Recorded data
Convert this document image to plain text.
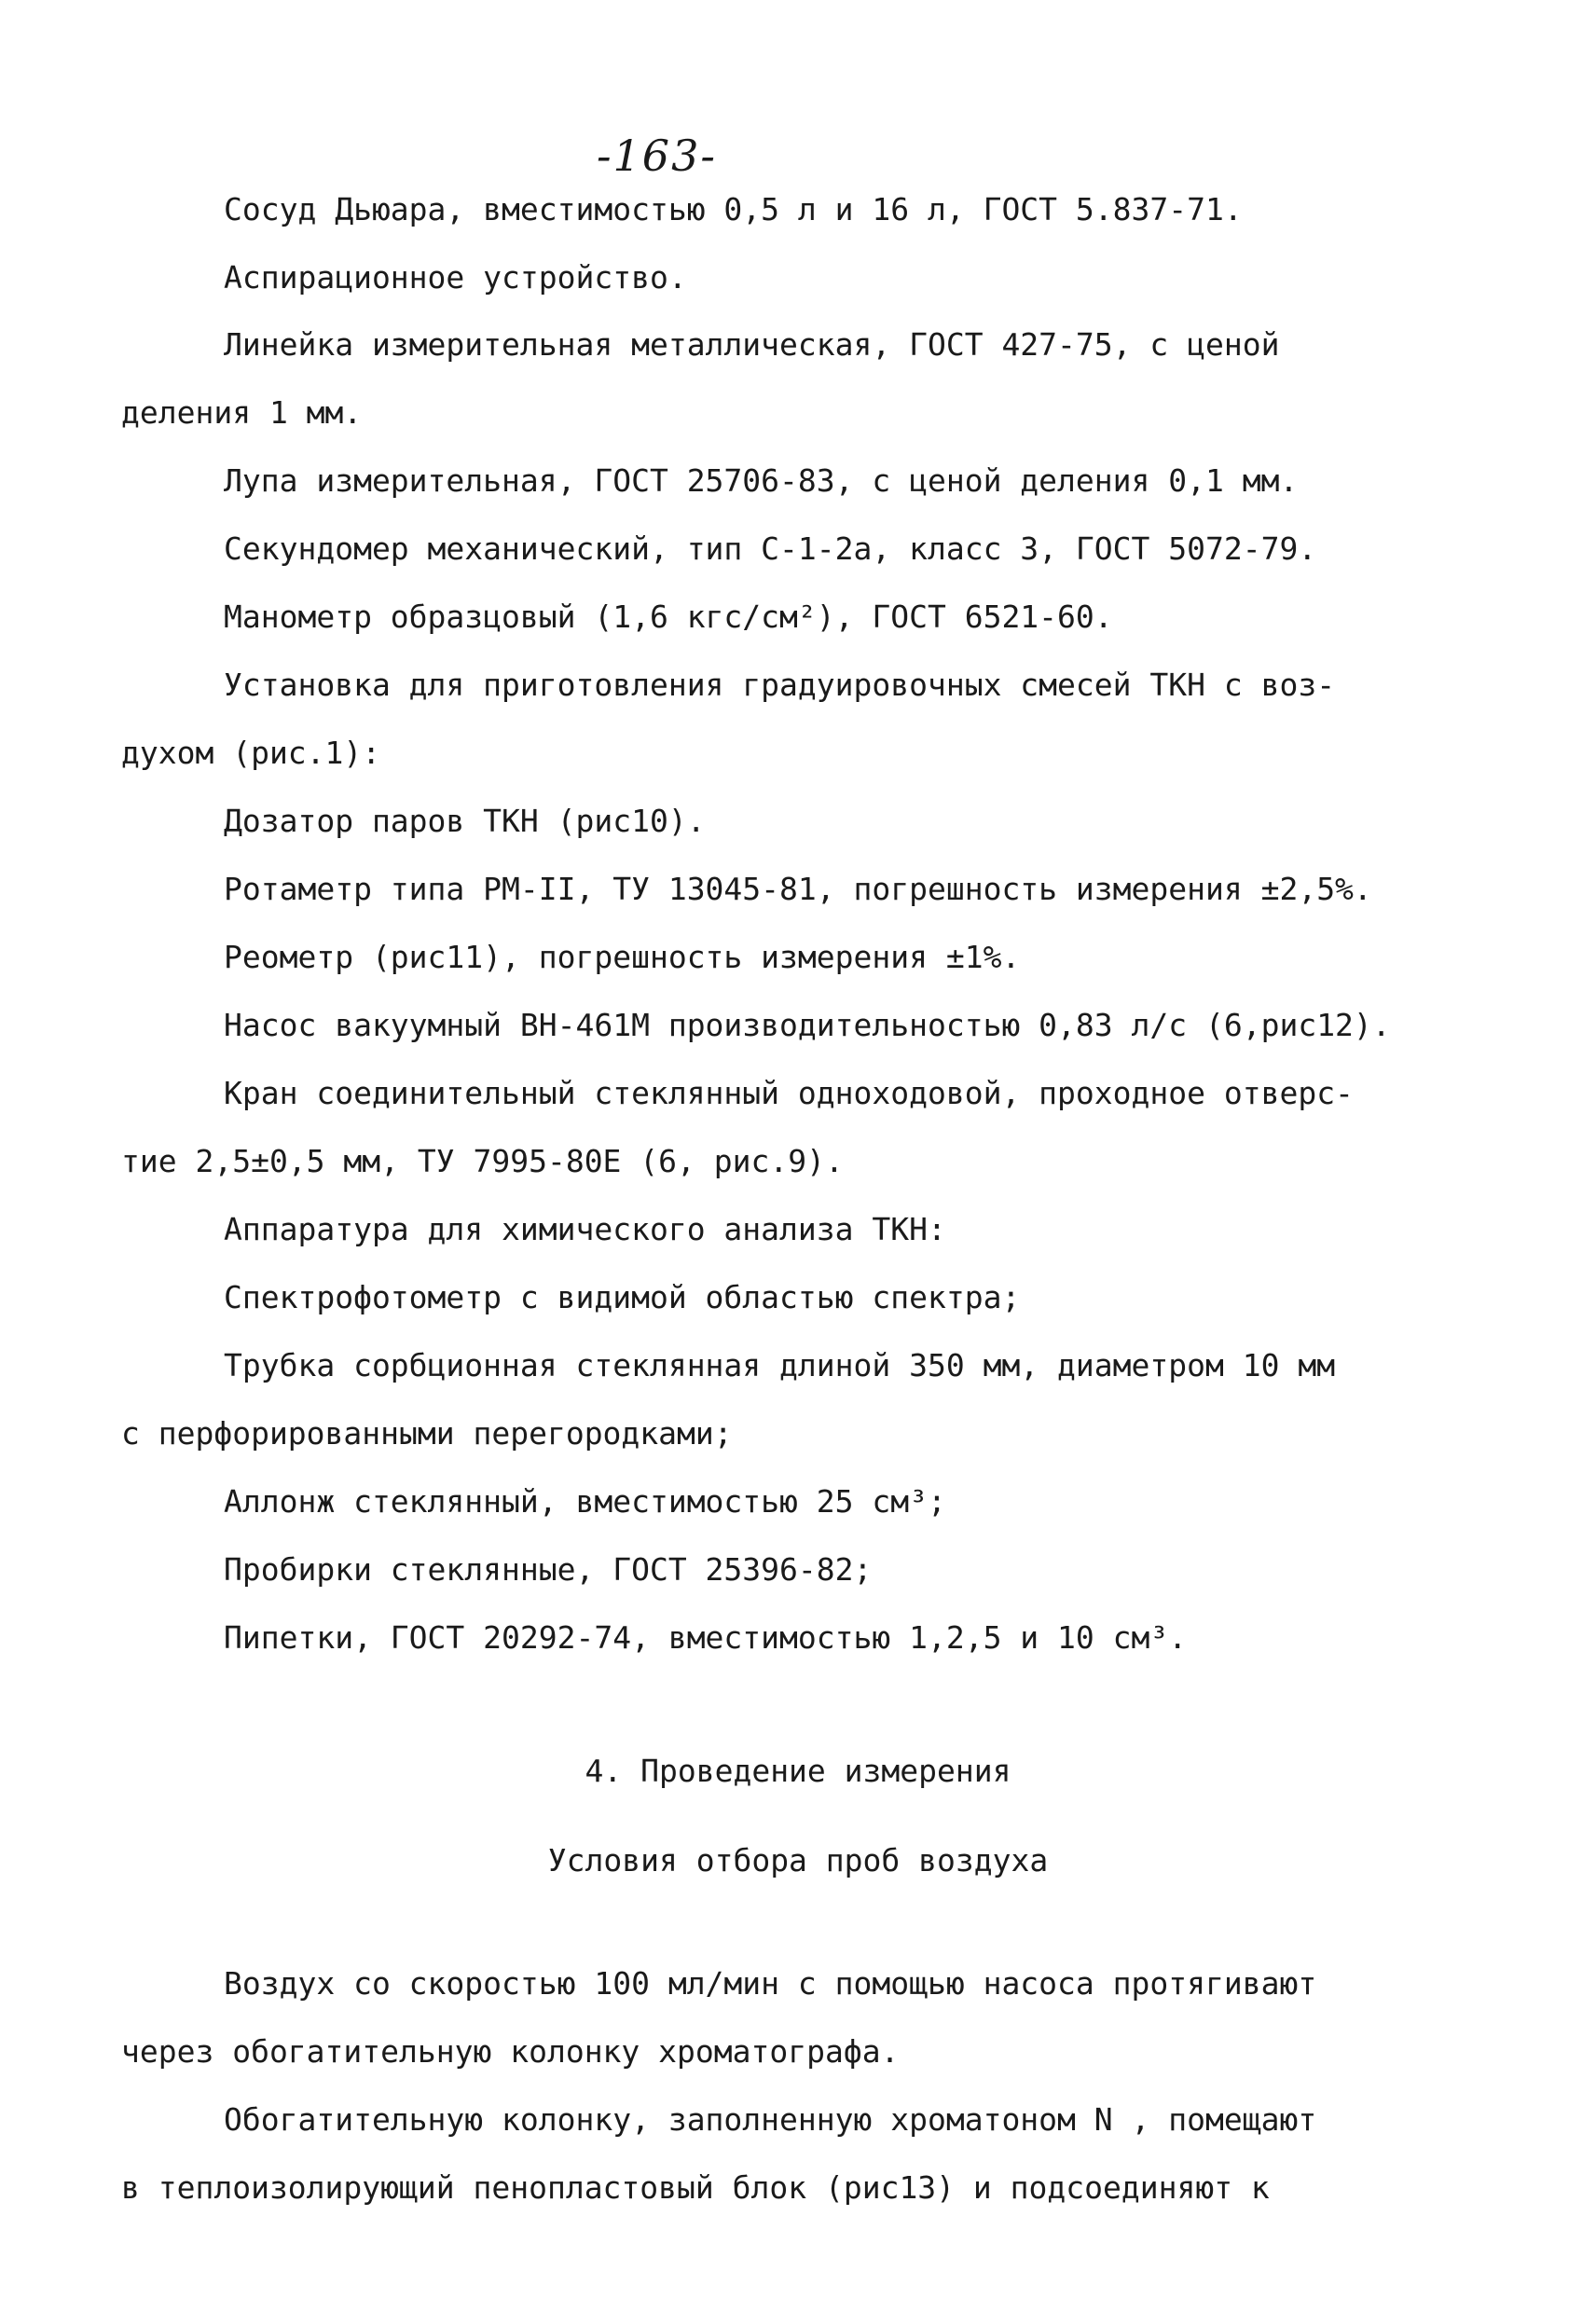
-163-
Сосуд Дьюара, вместимостью 0,5 л и 16 л, ГОСТ 5.837-71.
Аспирационное устройство.
Линейка измерительная металлическая, ГОСТ 427-75, с ценой
деления 1 мм.
Лупа измерительная, ГОСТ 25706-83, с ценой деления 0,1 мм.
Секундомер механический, тип С-1-2а, класс 3, ГОСТ 5072-79.
Манометр образцовый (1,6 кгс/см²), ГОСТ 6521-60.
Установка для приготовления градуировочных смесей ТКН с воз-
духом (рис.1):
Дозатор паров ТКН (рис10).
Ротаметр типа РМ-II, ТУ 13045-81, погрешность измерения ±2,5%.
Реометр (рис11), погрешность измерения ±1%.
Насос вакуумный ВН-461М производительностью 0,83 л/с (6,рис12).
Кран соединительный стеклянный одноходовой, проходное отверс-
тие 2,5±0,5 мм, ТУ 7995-80Е (6, рис.9).
Аппаратура для химического анализа ТКН:
Спектрофотометр с видимой областью спектра;
Трубка сорбционная стеклянная длиной 350 мм, диаметром 10 мм
с перфорированными перегородками;
Аллонж стеклянный, вместимостью 25 см³;
Пробирки стеклянные, ГОСТ 25396-82;
Пипетки, ГОСТ 20292-74, вместимостью 1,2,5 и 10 см³.
4. Проведение измерения
Условия отбора проб воздуха
Воздух со скоростью 100 мл/мин с помощью насоса протягивают
через обогатительную колонку хроматографа.
Обогатительную колонку, заполненную хроматоном N , помещают
в теплоизолирующий пенопластовый блок (рис13) и подсоединяют к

* Stated problem
The data above should be repeated exactly, minus any pictures.

* Exercise solution
Convert this document image to plain text.
-163-
Сосуд Дьюара, вместимостью 0,5 л и 16 л, ГОСТ 5.837-71.
Аспирационное устройство.
Линейка измерительная металлическая, ГОСТ 427-75, с ценой
деления 1 мм.
Лупа измерительная, ГОСТ 25706-83, с ценой деления 0,1 мм.
Секундомер механический, тип С-1-2а, класс 3, ГОСТ 5072-79.
Манометр образцовый (1,6 кгс/см²), ГОСТ 6521-60.
Установка для приготовления градуировочных смесей ТКН с воз-
духом (рис.1):
Дозатор паров ТКН (рис10).
Ротаметр типа РМ-II, ТУ 13045-81, погрешность измерения ±2,5%.
Реометр (рис11), погрешность измерения ±1%.
Насос вакуумный ВН-461М производительностью 0,83 л/с (6,рис12).
Кран соединительный стеклянный одноходовой, проходное отверс-
тие 2,5±0,5 мм, ТУ 7995-80Е (6, рис.9).
Аппаратура для химического анализа ТКН:
Спектрофотометр с видимой областью спектра;
Трубка сорбционная стеклянная длиной 350 мм, диаметром 10 мм
с перфорированными перегородками;
Аллонж стеклянный, вместимостью 25 см³;
Пробирки стеклянные, ГОСТ 25396-82;
Пипетки, ГОСТ 20292-74, вместимостью 1,2,5 и 10 см³.
4. Проведение измерения
Условия отбора проб воздуха
Воздух со скоростью 100 мл/мин с помощью насоса протягивают
через обогатительную колонку хроматографа.
Обогатительную колонку, заполненную хроматоном N , помещают
в теплоизолирующий пенопластовый блок (рис13) и подсоединяют к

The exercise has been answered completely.